» RECORDS SUPPLIED:
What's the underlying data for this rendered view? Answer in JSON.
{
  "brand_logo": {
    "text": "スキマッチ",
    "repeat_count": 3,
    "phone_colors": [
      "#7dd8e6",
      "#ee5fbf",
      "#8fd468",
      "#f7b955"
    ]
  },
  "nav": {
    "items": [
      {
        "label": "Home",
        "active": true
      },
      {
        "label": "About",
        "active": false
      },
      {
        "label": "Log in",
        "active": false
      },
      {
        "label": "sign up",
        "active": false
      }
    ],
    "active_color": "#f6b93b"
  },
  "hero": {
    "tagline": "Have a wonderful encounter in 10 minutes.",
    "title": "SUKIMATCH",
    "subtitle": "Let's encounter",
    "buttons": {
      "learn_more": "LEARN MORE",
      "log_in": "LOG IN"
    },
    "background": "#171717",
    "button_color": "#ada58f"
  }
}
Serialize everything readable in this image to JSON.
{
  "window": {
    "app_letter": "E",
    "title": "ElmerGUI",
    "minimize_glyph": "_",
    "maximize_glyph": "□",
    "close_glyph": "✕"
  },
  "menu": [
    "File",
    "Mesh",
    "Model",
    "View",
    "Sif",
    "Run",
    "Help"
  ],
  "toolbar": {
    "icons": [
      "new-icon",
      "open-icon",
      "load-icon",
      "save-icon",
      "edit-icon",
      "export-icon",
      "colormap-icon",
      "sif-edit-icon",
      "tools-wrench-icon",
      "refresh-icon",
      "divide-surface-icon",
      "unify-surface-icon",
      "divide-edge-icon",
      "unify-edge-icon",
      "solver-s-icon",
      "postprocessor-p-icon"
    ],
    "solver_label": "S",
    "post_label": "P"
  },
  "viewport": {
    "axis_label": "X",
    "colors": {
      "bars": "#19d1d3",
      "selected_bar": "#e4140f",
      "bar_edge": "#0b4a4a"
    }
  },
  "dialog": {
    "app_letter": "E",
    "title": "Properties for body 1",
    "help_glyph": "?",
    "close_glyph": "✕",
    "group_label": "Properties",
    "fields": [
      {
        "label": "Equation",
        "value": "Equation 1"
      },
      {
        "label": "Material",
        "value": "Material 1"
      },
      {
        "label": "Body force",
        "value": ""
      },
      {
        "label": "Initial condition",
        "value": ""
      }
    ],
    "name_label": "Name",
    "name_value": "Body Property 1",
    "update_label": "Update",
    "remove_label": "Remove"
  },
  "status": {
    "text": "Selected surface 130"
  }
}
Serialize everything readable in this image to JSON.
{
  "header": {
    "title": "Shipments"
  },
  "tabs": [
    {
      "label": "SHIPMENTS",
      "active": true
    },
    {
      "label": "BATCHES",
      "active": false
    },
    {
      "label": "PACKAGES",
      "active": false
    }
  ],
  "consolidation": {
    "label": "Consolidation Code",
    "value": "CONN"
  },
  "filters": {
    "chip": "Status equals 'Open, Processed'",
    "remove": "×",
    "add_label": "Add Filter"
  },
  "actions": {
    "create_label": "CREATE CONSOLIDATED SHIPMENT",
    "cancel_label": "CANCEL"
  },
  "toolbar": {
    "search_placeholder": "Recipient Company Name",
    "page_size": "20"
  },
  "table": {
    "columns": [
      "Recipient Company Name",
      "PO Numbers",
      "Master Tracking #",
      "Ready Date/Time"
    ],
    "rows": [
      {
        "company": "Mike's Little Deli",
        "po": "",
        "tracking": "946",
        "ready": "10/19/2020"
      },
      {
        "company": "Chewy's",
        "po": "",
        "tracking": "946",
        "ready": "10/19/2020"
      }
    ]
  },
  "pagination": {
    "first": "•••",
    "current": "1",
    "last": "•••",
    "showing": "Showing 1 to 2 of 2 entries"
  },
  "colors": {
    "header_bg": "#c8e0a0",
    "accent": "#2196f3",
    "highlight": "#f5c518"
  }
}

» TO DO:
Quote the data in full, keeping each word unchanged.

» EXERCISE RESPONSE:
What's the underlying data for this rendered view? Answer in JSON.
{
  "brand_logo": {
    "text": "スキマッチ",
    "repeat_count": 3,
    "phone_colors": [
      "#7dd8e6",
      "#ee5fbf",
      "#8fd468",
      "#f7b955"
    ]
  },
  "nav": {
    "items": [
      {
        "label": "Home",
        "active": true
      },
      {
        "label": "About",
        "active": false
      },
      {
        "label": "Log in",
        "active": false
      },
      {
        "label": "sign up",
        "active": false
      }
    ],
    "active_color": "#f6b93b"
  },
  "hero": {
    "tagline": "Have a wonderful encounter in 10 minutes.",
    "title": "SUKIMATCH",
    "subtitle": "Let's encounter",
    "buttons": {
      "learn_more": "LEARN MORE",
      "log_in": "LOG IN"
    },
    "background": "#171717",
    "button_color": "#ada58f"
  }
}
Serialize everything readable in this image to JSON.
{
  "window": {
    "app_letter": "E",
    "title": "ElmerGUI",
    "minimize_glyph": "_",
    "maximize_glyph": "□",
    "close_glyph": "✕"
  },
  "menu": [
    "File",
    "Mesh",
    "Model",
    "View",
    "Sif",
    "Run",
    "Help"
  ],
  "toolbar": {
    "icons": [
      "new-icon",
      "open-icon",
      "load-icon",
      "save-icon",
      "edit-icon",
      "export-icon",
      "colormap-icon",
      "sif-edit-icon",
      "tools-wrench-icon",
      "refresh-icon",
      "divide-surface-icon",
      "unify-surface-icon",
      "divide-edge-icon",
      "unify-edge-icon",
      "solver-s-icon",
      "postprocessor-p-icon"
    ],
    "solver_label": "S",
    "post_label": "P"
  },
  "viewport": {
    "axis_label": "X",
    "colors": {
      "bars": "#19d1d3",
      "selected_bar": "#e4140f",
      "bar_edge": "#0b4a4a"
    }
  },
  "dialog": {
    "app_letter": "E",
    "title": "Properties for body 1",
    "help_glyph": "?",
    "close_glyph": "✕",
    "group_label": "Properties",
    "fields": [
      {
        "label": "Equation",
        "value": "Equation 1"
      },
      {
        "label": "Material",
        "value": "Material 1"
      },
      {
        "label": "Body force",
        "value": ""
      },
      {
        "label": "Initial condition",
        "value": ""
      }
    ],
    "name_label": "Name",
    "name_value": "Body Property 1",
    "update_label": "Update",
    "remove_label": "Remove"
  },
  "status": {
    "text": "Selected surface 130"
  }
}
Serialize everything readable in this image to JSON.
{
  "header": {
    "title": "Shipments"
  },
  "tabs": [
    {
      "label": "SHIPMENTS",
      "active": true
    },
    {
      "label": "BATCHES",
      "active": false
    },
    {
      "label": "PACKAGES",
      "active": false
    }
  ],
  "consolidation": {
    "label": "Consolidation Code",
    "value": "CONN"
  },
  "filters": {
    "chip": "Status equals 'Open, Processed'",
    "remove": "×",
    "add_label": "Add Filter"
  },
  "actions": {
    "create_label": "CREATE CONSOLIDATED SHIPMENT",
    "cancel_label": "CANCEL"
  },
  "toolbar": {
    "search_placeholder": "Recipient Company Name",
    "page_size": "20"
  },
  "table": {
    "columns": [
      "Recipient Company Name",
      "PO Numbers",
      "Master Tracking #",
      "Ready Date/Time"
    ],
    "rows": [
      {
        "company": "Mike's Little Deli",
        "po": "",
        "tracking": "946",
        "ready": "10/19/2020"
      },
      {
        "company": "Chewy's",
        "po": "",
        "tracking": "946",
        "ready": "10/19/2020"
      }
    ]
  },
  "pagination": {
    "first": "•••",
    "current": "1",
    "last": "•••",
    "showing": "Showing 1 to 2 of 2 entries"
  },
  "colors": {
    "header_bg": "#c8e0a0",
    "accent": "#2196f3",
    "highlight": "#f5c518"
  }
}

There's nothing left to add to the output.